What to work on >> Restate each of the lines below word for word and drop every picture.

[Data listing]
start
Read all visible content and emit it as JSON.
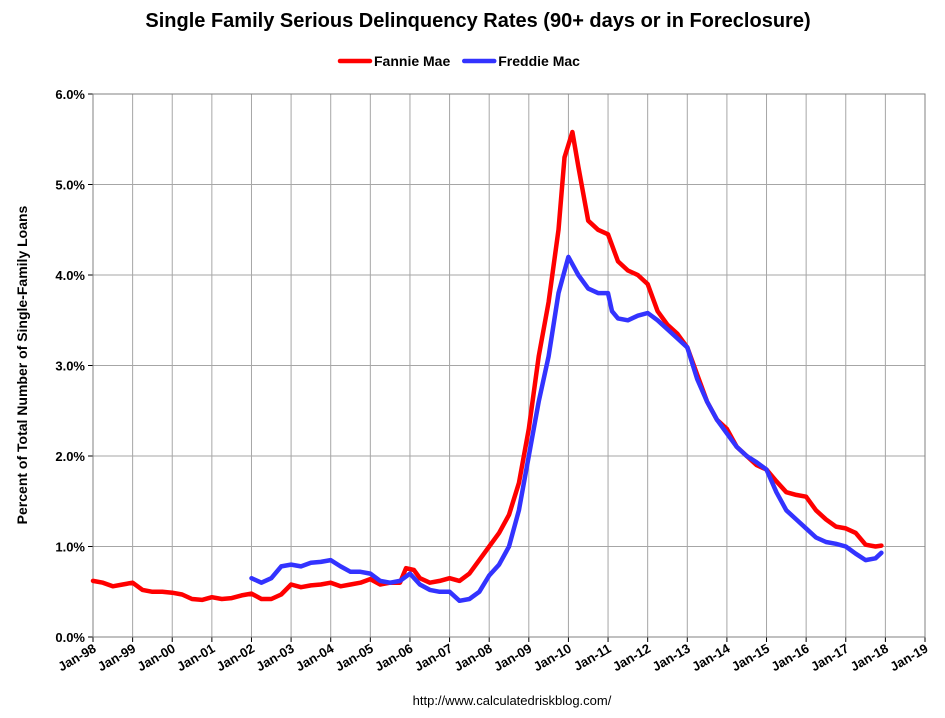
{
  "chart_data": {
    "type": "line",
    "title": "Single Family Serious Delinquency Rates (90+ days or in Foreclosure)",
    "y_label": "Percent of Total Number of Single-Family Loans",
    "source": "http://www.calculatedriskblog.com/",
    "grid": true,
    "legend": "top",
    "xlim": [
      1998,
      2019
    ],
    "xticks": [
      {
        "value": 1998,
        "label": "Jan-98"
      },
      {
        "value": 1999,
        "label": "Jan-99"
      },
      {
        "value": 2000,
        "label": "Jan-00"
      },
      {
        "value": 2001,
        "label": "Jan-01"
      },
      {
        "value": 2002,
        "label": "Jan-02"
      },
      {
        "value": 2003,
        "label": "Jan-03"
      },
      {
        "value": 2004,
        "label": "Jan-04"
      },
      {
        "value": 2005,
        "label": "Jan-05"
      },
      {
        "value": 2006,
        "label": "Jan-06"
      },
      {
        "value": 2007,
        "label": "Jan-07"
      },
      {
        "value": 2008,
        "label": "Jan-08"
      },
      {
        "value": 2009,
        "label": "Jan-09"
      },
      {
        "value": 2010,
        "label": "Jan-10"
      },
      {
        "value": 2011,
        "label": "Jan-11"
      },
      {
        "value": 2012,
        "label": "Jan-12"
      },
      {
        "value": 2013,
        "label": "Jan-13"
      },
      {
        "value": 2014,
        "label": "Jan-14"
      },
      {
        "value": 2015,
        "label": "Jan-15"
      },
      {
        "value": 2016,
        "label": "Jan-16"
      },
      {
        "value": 2017,
        "label": "Jan-17"
      },
      {
        "value": 2018,
        "label": "Jan-18"
      },
      {
        "value": 2019,
        "label": "Jan-19"
      }
    ],
    "ylim": [
      0,
      6
    ],
    "yticks": [
      {
        "value": 0,
        "label": "0.0%"
      },
      {
        "value": 1,
        "label": "1.0%"
      },
      {
        "value": 2,
        "label": "2.0%"
      },
      {
        "value": 3,
        "label": "3.0%"
      },
      {
        "value": 4,
        "label": "4.0%"
      },
      {
        "value": 5,
        "label": "5.0%"
      },
      {
        "value": 6,
        "label": "6.0%"
      }
    ],
    "series": [
      {
        "name": "Fannie Mae",
        "color": "#ff0000",
        "x": [
          1998.0,
          1998.25,
          1998.5,
          1998.75,
          1999.0,
          1999.25,
          1999.5,
          1999.75,
          2000.0,
          2000.25,
          2000.5,
          2000.75,
          2001.0,
          2001.25,
          2001.5,
          2001.75,
          2002.0,
          2002.25,
          2002.5,
          2002.75,
          2003.0,
          2003.25,
          2003.5,
          2003.75,
          2004.0,
          2004.25,
          2004.5,
          2004.75,
          2005.0,
          2005.25,
          2005.5,
          2005.75,
          2005.9,
          2006.1,
          2006.25,
          2006.5,
          2006.75,
          2007.0,
          2007.25,
          2007.5,
          2007.75,
          2008.0,
          2008.25,
          2008.5,
          2008.75,
          2009.0,
          2009.25,
          2009.5,
          2009.75,
          2009.9,
          2010.1,
          2010.25,
          2010.5,
          2010.75,
          2011.0,
          2011.25,
          2011.5,
          2011.75,
          2012.0,
          2012.25,
          2012.5,
          2012.75,
          2013.0,
          2013.25,
          2013.5,
          2013.75,
          2014.0,
          2014.25,
          2014.5,
          2014.75,
          2015.0,
          2015.25,
          2015.5,
          2015.75,
          2016.0,
          2016.25,
          2016.5,
          2016.75,
          2017.0,
          2017.25,
          2017.5,
          2017.75,
          2017.9
        ],
        "values": [
          0.62,
          0.6,
          0.56,
          0.58,
          0.6,
          0.52,
          0.5,
          0.5,
          0.49,
          0.47,
          0.42,
          0.41,
          0.44,
          0.42,
          0.43,
          0.46,
          0.48,
          0.42,
          0.42,
          0.47,
          0.58,
          0.55,
          0.57,
          0.58,
          0.6,
          0.56,
          0.58,
          0.6,
          0.64,
          0.58,
          0.6,
          0.6,
          0.76,
          0.74,
          0.65,
          0.6,
          0.62,
          0.65,
          0.62,
          0.7,
          0.85,
          1.0,
          1.15,
          1.35,
          1.7,
          2.3,
          3.1,
          3.7,
          4.5,
          5.3,
          5.58,
          5.2,
          4.6,
          4.5,
          4.45,
          4.15,
          4.05,
          4.0,
          3.9,
          3.6,
          3.45,
          3.35,
          3.2,
          2.9,
          2.6,
          2.4,
          2.3,
          2.1,
          2.0,
          1.9,
          1.85,
          1.72,
          1.6,
          1.57,
          1.55,
          1.4,
          1.3,
          1.22,
          1.2,
          1.15,
          1.02,
          1.0,
          1.01
        ]
      },
      {
        "name": "Freddie Mac",
        "color": "#3333ff",
        "x": [
          2002.0,
          2002.25,
          2002.5,
          2002.75,
          2003.0,
          2003.25,
          2003.5,
          2003.75,
          2004.0,
          2004.25,
          2004.5,
          2004.75,
          2005.0,
          2005.25,
          2005.5,
          2005.75,
          2006.0,
          2006.25,
          2006.5,
          2006.75,
          2007.0,
          2007.25,
          2007.5,
          2007.75,
          2008.0,
          2008.25,
          2008.5,
          2008.75,
          2009.0,
          2009.25,
          2009.5,
          2009.75,
          2010.0,
          2010.25,
          2010.5,
          2010.75,
          2011.0,
          2011.1,
          2011.25,
          2011.5,
          2011.75,
          2012.0,
          2012.25,
          2012.5,
          2012.75,
          2013.0,
          2013.25,
          2013.5,
          2013.75,
          2014.0,
          2014.25,
          2014.5,
          2014.75,
          2015.0,
          2015.25,
          2015.5,
          2015.75,
          2016.0,
          2016.25,
          2016.5,
          2016.75,
          2017.0,
          2017.25,
          2017.5,
          2017.75,
          2017.9
        ],
        "values": [
          0.65,
          0.6,
          0.65,
          0.78,
          0.8,
          0.78,
          0.82,
          0.83,
          0.85,
          0.78,
          0.72,
          0.72,
          0.7,
          0.62,
          0.6,
          0.62,
          0.7,
          0.58,
          0.52,
          0.5,
          0.5,
          0.4,
          0.42,
          0.5,
          0.68,
          0.8,
          1.0,
          1.4,
          2.0,
          2.6,
          3.1,
          3.8,
          4.2,
          4.0,
          3.85,
          3.8,
          3.8,
          3.6,
          3.52,
          3.5,
          3.55,
          3.58,
          3.5,
          3.4,
          3.3,
          3.2,
          2.85,
          2.6,
          2.4,
          2.25,
          2.1,
          2.0,
          1.93,
          1.85,
          1.6,
          1.4,
          1.3,
          1.2,
          1.1,
          1.05,
          1.03,
          1.0,
          0.92,
          0.85,
          0.87,
          0.93
        ]
      }
    ]
  }
}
end
Full solution >>
Read all visible content and emit it as JSON.
{
  "chart_data": {
    "type": "line",
    "title": "Single Family Serious Delinquency Rates (90+ days or in Foreclosure)",
    "y_label": "Percent of Total Number of Single-Family Loans",
    "source": "http://www.calculatedriskblog.com/",
    "grid": true,
    "legend": "top",
    "xlim": [
      1998,
      2019
    ],
    "xticks": [
      {
        "value": 1998,
        "label": "Jan-98"
      },
      {
        "value": 1999,
        "label": "Jan-99"
      },
      {
        "value": 2000,
        "label": "Jan-00"
      },
      {
        "value": 2001,
        "label": "Jan-01"
      },
      {
        "value": 2002,
        "label": "Jan-02"
      },
      {
        "value": 2003,
        "label": "Jan-03"
      },
      {
        "value": 2004,
        "label": "Jan-04"
      },
      {
        "value": 2005,
        "label": "Jan-05"
      },
      {
        "value": 2006,
        "label": "Jan-06"
      },
      {
        "value": 2007,
        "label": "Jan-07"
      },
      {
        "value": 2008,
        "label": "Jan-08"
      },
      {
        "value": 2009,
        "label": "Jan-09"
      },
      {
        "value": 2010,
        "label": "Jan-10"
      },
      {
        "value": 2011,
        "label": "Jan-11"
      },
      {
        "value": 2012,
        "label": "Jan-12"
      },
      {
        "value": 2013,
        "label": "Jan-13"
      },
      {
        "value": 2014,
        "label": "Jan-14"
      },
      {
        "value": 2015,
        "label": "Jan-15"
      },
      {
        "value": 2016,
        "label": "Jan-16"
      },
      {
        "value": 2017,
        "label": "Jan-17"
      },
      {
        "value": 2018,
        "label": "Jan-18"
      },
      {
        "value": 2019,
        "label": "Jan-19"
      }
    ],
    "ylim": [
      0,
      6
    ],
    "yticks": [
      {
        "value": 0,
        "label": "0.0%"
      },
      {
        "value": 1,
        "label": "1.0%"
      },
      {
        "value": 2,
        "label": "2.0%"
      },
      {
        "value": 3,
        "label": "3.0%"
      },
      {
        "value": 4,
        "label": "4.0%"
      },
      {
        "value": 5,
        "label": "5.0%"
      },
      {
        "value": 6,
        "label": "6.0%"
      }
    ],
    "series": [
      {
        "name": "Fannie Mae",
        "color": "#ff0000",
        "x": [
          1998.0,
          1998.25,
          1998.5,
          1998.75,
          1999.0,
          1999.25,
          1999.5,
          1999.75,
          2000.0,
          2000.25,
          2000.5,
          2000.75,
          2001.0,
          2001.25,
          2001.5,
          2001.75,
          2002.0,
          2002.25,
          2002.5,
          2002.75,
          2003.0,
          2003.25,
          2003.5,
          2003.75,
          2004.0,
          2004.25,
          2004.5,
          2004.75,
          2005.0,
          2005.25,
          2005.5,
          2005.75,
          2005.9,
          2006.1,
          2006.25,
          2006.5,
          2006.75,
          2007.0,
          2007.25,
          2007.5,
          2007.75,
          2008.0,
          2008.25,
          2008.5,
          2008.75,
          2009.0,
          2009.25,
          2009.5,
          2009.75,
          2009.9,
          2010.1,
          2010.25,
          2010.5,
          2010.75,
          2011.0,
          2011.25,
          2011.5,
          2011.75,
          2012.0,
          2012.25,
          2012.5,
          2012.75,
          2013.0,
          2013.25,
          2013.5,
          2013.75,
          2014.0,
          2014.25,
          2014.5,
          2014.75,
          2015.0,
          2015.25,
          2015.5,
          2015.75,
          2016.0,
          2016.25,
          2016.5,
          2016.75,
          2017.0,
          2017.25,
          2017.5,
          2017.75,
          2017.9
        ],
        "values": [
          0.62,
          0.6,
          0.56,
          0.58,
          0.6,
          0.52,
          0.5,
          0.5,
          0.49,
          0.47,
          0.42,
          0.41,
          0.44,
          0.42,
          0.43,
          0.46,
          0.48,
          0.42,
          0.42,
          0.47,
          0.58,
          0.55,
          0.57,
          0.58,
          0.6,
          0.56,
          0.58,
          0.6,
          0.64,
          0.58,
          0.6,
          0.6,
          0.76,
          0.74,
          0.65,
          0.6,
          0.62,
          0.65,
          0.62,
          0.7,
          0.85,
          1.0,
          1.15,
          1.35,
          1.7,
          2.3,
          3.1,
          3.7,
          4.5,
          5.3,
          5.58,
          5.2,
          4.6,
          4.5,
          4.45,
          4.15,
          4.05,
          4.0,
          3.9,
          3.6,
          3.45,
          3.35,
          3.2,
          2.9,
          2.6,
          2.4,
          2.3,
          2.1,
          2.0,
          1.9,
          1.85,
          1.72,
          1.6,
          1.57,
          1.55,
          1.4,
          1.3,
          1.22,
          1.2,
          1.15,
          1.02,
          1.0,
          1.01
        ]
      },
      {
        "name": "Freddie Mac",
        "color": "#3333ff",
        "x": [
          2002.0,
          2002.25,
          2002.5,
          2002.75,
          2003.0,
          2003.25,
          2003.5,
          2003.75,
          2004.0,
          2004.25,
          2004.5,
          2004.75,
          2005.0,
          2005.25,
          2005.5,
          2005.75,
          2006.0,
          2006.25,
          2006.5,
          2006.75,
          2007.0,
          2007.25,
          2007.5,
          2007.75,
          2008.0,
          2008.25,
          2008.5,
          2008.75,
          2009.0,
          2009.25,
          2009.5,
          2009.75,
          2010.0,
          2010.25,
          2010.5,
          2010.75,
          2011.0,
          2011.1,
          2011.25,
          2011.5,
          2011.75,
          2012.0,
          2012.25,
          2012.5,
          2012.75,
          2013.0,
          2013.25,
          2013.5,
          2013.75,
          2014.0,
          2014.25,
          2014.5,
          2014.75,
          2015.0,
          2015.25,
          2015.5,
          2015.75,
          2016.0,
          2016.25,
          2016.5,
          2016.75,
          2017.0,
          2017.25,
          2017.5,
          2017.75,
          2017.9
        ],
        "values": [
          0.65,
          0.6,
          0.65,
          0.78,
          0.8,
          0.78,
          0.82,
          0.83,
          0.85,
          0.78,
          0.72,
          0.72,
          0.7,
          0.62,
          0.6,
          0.62,
          0.7,
          0.58,
          0.52,
          0.5,
          0.5,
          0.4,
          0.42,
          0.5,
          0.68,
          0.8,
          1.0,
          1.4,
          2.0,
          2.6,
          3.1,
          3.8,
          4.2,
          4.0,
          3.85,
          3.8,
          3.8,
          3.6,
          3.52,
          3.5,
          3.55,
          3.58,
          3.5,
          3.4,
          3.3,
          3.2,
          2.85,
          2.6,
          2.4,
          2.25,
          2.1,
          2.0,
          1.93,
          1.85,
          1.6,
          1.4,
          1.3,
          1.2,
          1.1,
          1.05,
          1.03,
          1.0,
          0.92,
          0.85,
          0.87,
          0.93
        ]
      }
    ]
  }
}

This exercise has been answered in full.